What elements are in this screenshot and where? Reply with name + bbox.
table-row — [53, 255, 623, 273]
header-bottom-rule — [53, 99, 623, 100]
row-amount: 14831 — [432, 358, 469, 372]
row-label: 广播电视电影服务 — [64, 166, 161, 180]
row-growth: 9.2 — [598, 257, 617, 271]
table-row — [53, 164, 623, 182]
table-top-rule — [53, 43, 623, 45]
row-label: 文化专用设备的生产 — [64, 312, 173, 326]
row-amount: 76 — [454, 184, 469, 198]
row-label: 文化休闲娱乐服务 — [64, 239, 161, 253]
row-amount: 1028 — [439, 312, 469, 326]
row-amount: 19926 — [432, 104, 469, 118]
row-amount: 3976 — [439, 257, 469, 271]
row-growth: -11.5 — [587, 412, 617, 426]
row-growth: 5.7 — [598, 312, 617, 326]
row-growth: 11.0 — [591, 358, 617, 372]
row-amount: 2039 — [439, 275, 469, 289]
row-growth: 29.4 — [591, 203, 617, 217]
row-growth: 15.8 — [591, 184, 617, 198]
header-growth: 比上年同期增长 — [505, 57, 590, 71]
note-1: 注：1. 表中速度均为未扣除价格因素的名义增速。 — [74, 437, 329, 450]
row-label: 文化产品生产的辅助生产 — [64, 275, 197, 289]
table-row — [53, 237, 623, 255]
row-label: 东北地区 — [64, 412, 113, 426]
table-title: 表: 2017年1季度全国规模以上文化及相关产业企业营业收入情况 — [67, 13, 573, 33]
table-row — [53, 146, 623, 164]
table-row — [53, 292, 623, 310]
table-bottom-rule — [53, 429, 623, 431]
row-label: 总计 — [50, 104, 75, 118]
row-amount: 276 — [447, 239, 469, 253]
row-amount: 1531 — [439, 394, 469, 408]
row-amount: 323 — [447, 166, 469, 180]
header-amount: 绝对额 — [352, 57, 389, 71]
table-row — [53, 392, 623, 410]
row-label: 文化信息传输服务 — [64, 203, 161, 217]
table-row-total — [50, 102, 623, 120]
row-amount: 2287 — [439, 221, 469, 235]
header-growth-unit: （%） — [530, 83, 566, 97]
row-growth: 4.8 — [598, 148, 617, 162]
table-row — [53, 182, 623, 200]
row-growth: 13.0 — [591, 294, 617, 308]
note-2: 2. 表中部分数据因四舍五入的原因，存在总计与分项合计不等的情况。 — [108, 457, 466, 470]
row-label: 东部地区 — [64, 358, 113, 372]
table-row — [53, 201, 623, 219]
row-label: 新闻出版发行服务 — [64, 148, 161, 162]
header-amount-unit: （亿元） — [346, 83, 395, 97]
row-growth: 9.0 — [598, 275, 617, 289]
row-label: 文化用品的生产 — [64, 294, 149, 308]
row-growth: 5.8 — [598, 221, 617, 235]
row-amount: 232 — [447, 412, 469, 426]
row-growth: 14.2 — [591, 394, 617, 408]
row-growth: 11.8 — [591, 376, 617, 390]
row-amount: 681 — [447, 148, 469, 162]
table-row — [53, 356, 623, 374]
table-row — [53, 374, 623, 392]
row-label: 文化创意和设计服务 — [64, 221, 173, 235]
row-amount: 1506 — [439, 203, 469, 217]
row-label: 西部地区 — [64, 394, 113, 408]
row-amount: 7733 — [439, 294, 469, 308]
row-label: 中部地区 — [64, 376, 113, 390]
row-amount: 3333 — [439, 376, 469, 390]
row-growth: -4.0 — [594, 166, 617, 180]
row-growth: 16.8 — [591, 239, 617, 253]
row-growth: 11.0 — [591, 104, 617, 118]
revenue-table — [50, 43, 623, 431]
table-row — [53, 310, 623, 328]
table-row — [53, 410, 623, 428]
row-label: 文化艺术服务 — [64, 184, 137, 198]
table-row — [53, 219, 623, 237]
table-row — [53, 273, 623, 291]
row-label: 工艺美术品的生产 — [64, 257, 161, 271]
* * * *
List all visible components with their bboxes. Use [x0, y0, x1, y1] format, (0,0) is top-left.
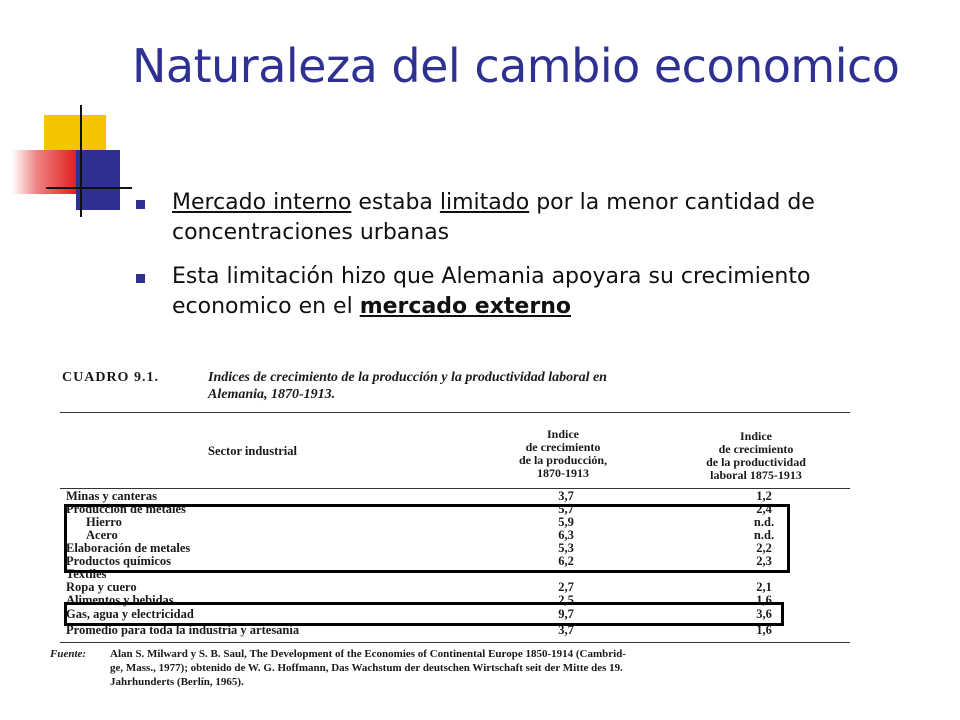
* * * *
__Goal of the exercise__. Reproduce the records word for word, starting with the line that contains "What elements are" and ending with the line that contains "table-top-rule — [53, 43, 623, 45]", with both of those lines included.

__Completed task__.
What elements are in this screenshot and where? Reply with name + bbox.
table-row — [53, 255, 623, 273]
header-bottom-rule — [53, 99, 623, 100]
row-amount: 14831 — [432, 358, 469, 372]
row-label: 广播电视电影服务 — [64, 166, 161, 180]
row-growth: 9.2 — [598, 257, 617, 271]
table-row — [53, 164, 623, 182]
table-top-rule — [53, 43, 623, 45]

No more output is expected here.